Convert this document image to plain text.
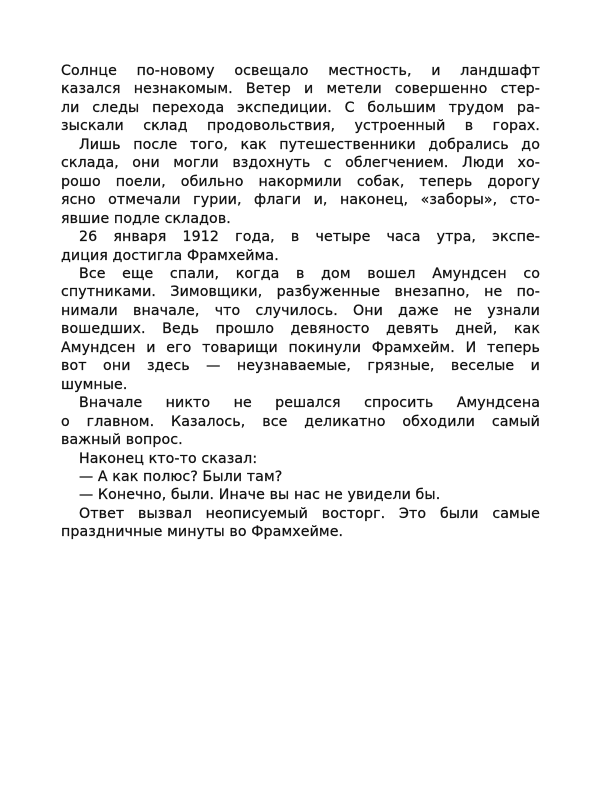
Солнце по-новому освещало местность, и ландшафт
казался незнакомым. Ветер и метели совершенно стер-
ли следы перехода экспедиции. С большим трудом ра-
зыскали склад продовольствия, устроенный в горах.
Лишь после того, как путешественники добрались до
склада, они могли вздохнуть с облегчением. Люди хо-
рошо поели, обильно накормили собак, теперь дорогу
ясно отмечали гурии, флаги и, наконец, «заборы», сто-
явшие подле складов.
26 января 1912 года, в четыре часа утра, экспе-
диция достигла Фрамхейма.
Все еще спали, когда в дом вошел Амундсен со
спутниками. Зимовщики, разбуженные внезапно, не по-
нимали вначале, что случилось. Они даже не узнали
вошедших. Ведь прошло девяносто девять дней, как
Амундсен и его товарищи покинули Фрамхейм. И теперь
вот они здесь — неузнаваемые, грязные, веселые и
шумные.
Вначале никто не решался спросить Амундсена
о главном. Казалось, все деликатно обходили самый
важный вопрос.
Наконец кто-то сказал:
— А как полюс? Были там?
— Конечно, были. Иначе вы нас не увидели бы.
Ответ вызвал неописуемый восторг. Это были самые
праздничные минуты во Фрамхейме.
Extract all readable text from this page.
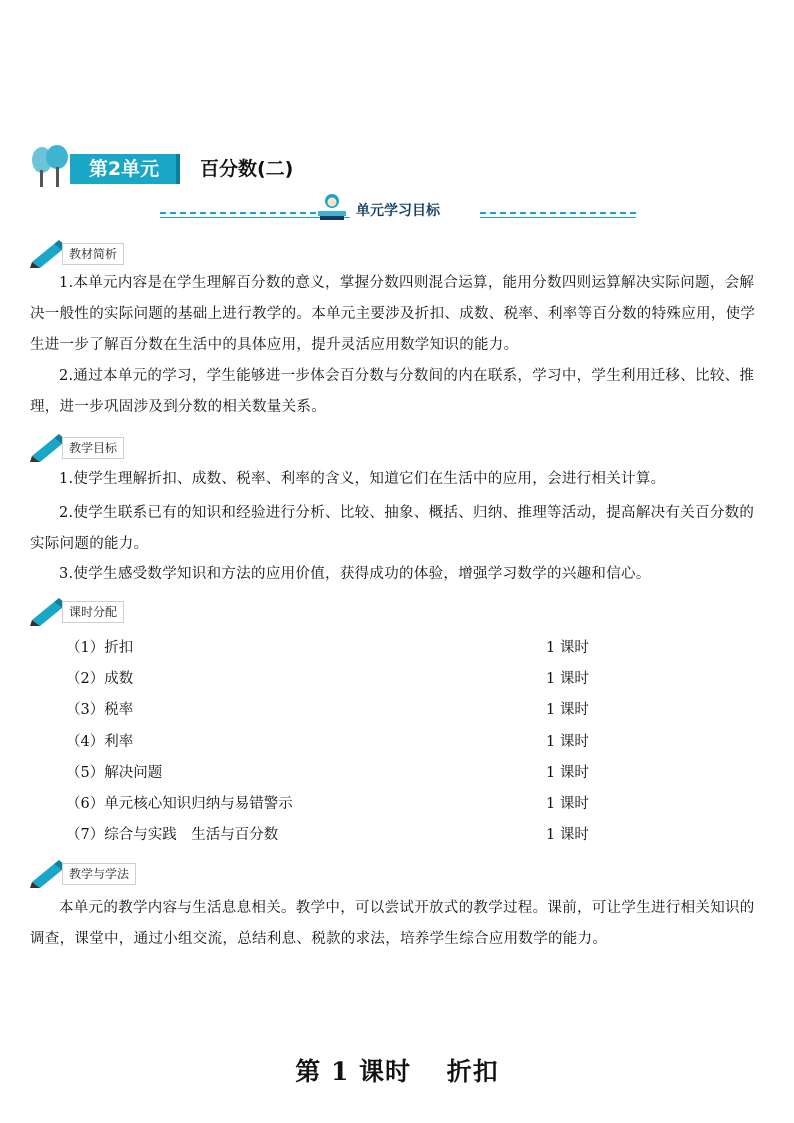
第2单元	百分数(二)
单元学习目标
教材简析

1.本单元内容是在学生理解百分数的意义，掌握分数四则混合运算，能用分数四则运算解决实际问题，会解决一般性的实际问题的基础上进行教学的。本单元主要涉及折扣、成数、税率、利率等百分数的特殊应用，使学生进一步了解百分数在生活中的具体应用，提升灵活应用数学知识的能力。

2.通过本单元的学习，学生能够进一步体会百分数与分数间的内在联系，学习中，学生利用迁移、比较、推理，进一步巩固涉及到分数的相关数量关系。

教学目标

1.使学生理解折扣、成数、税率、利率的含义，知道它们在生活中的应用，会进行相关计算。

2.使学生联系已有的知识和经验进行分析、比较、抽象、概括、归纳、推理等活动，提高解决有关百分数的实际问题的能力。

3.使学生感受数学知识和方法的应用价值，获得成功的体验，增强学习数学的兴趣和信心。

课时分配
（1）折扣	1 课时
（2）成数	1 课时
（3）税率	1 课时
（4）利率	1 课时
（5）解决问题	1 课时
（6）单元核心知识归纳与易错警示	1 课时
（7）综合与实践　生活与百分数	1 课时
教学与学法

本单元的教学内容与生活息息相关。教学中，可以尝试开放式的教学过程。课前，可让学生进行相关知识的调查，课堂中，通过小组交流，总结利息、税款的求法，培养学生综合应用数学的能力。

第 1 课时　 折扣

◆ ◆ ◆ ◆ ◆ ◆ ◆

### Goal
Extract, word for word, every line from the one holding "Extract all readable text from this page." through the closing line of the data above. Do not include any pictures.

### Solution to the problem
Extract all readable text from this page.
第2单元	百分数(二)
单元学习目标
教材简析

1.本单元内容是在学生理解百分数的意义，掌握分数四则混合运算，能用分数四则运算解决实际问题，会解决一般性的实际问题的基础上进行教学的。本单元主要涉及折扣、成数、税率、利率等百分数的特殊应用，使学生进一步了解百分数在生活中的具体应用，提升灵活应用数学知识的能力。

2.通过本单元的学习，学生能够进一步体会百分数与分数间的内在联系，学习中，学生利用迁移、比较、推理，进一步巩固涉及到分数的相关数量关系。

教学目标

1.使学生理解折扣、成数、税率、利率的含义，知道它们在生活中的应用，会进行相关计算。

2.使学生联系已有的知识和经验进行分析、比较、抽象、概括、归纳、推理等活动，提高解决有关百分数的实际问题的能力。

3.使学生感受数学知识和方法的应用价值，获得成功的体验，增强学习数学的兴趣和信心。

课时分配
（1）折扣	1 课时
（2）成数	1 课时
（3）税率	1 课时
（4）利率	1 课时
（5）解决问题	1 课时
（6）单元核心知识归纳与易错警示	1 课时
（7）综合与实践　生活与百分数	1 课时
教学与学法

本单元的教学内容与生活息息相关。教学中，可以尝试开放式的教学过程。课前，可让学生进行相关知识的调查，课堂中，通过小组交流，总结利息、税款的求法，培养学生综合应用数学的能力。

第 1 课时　 折扣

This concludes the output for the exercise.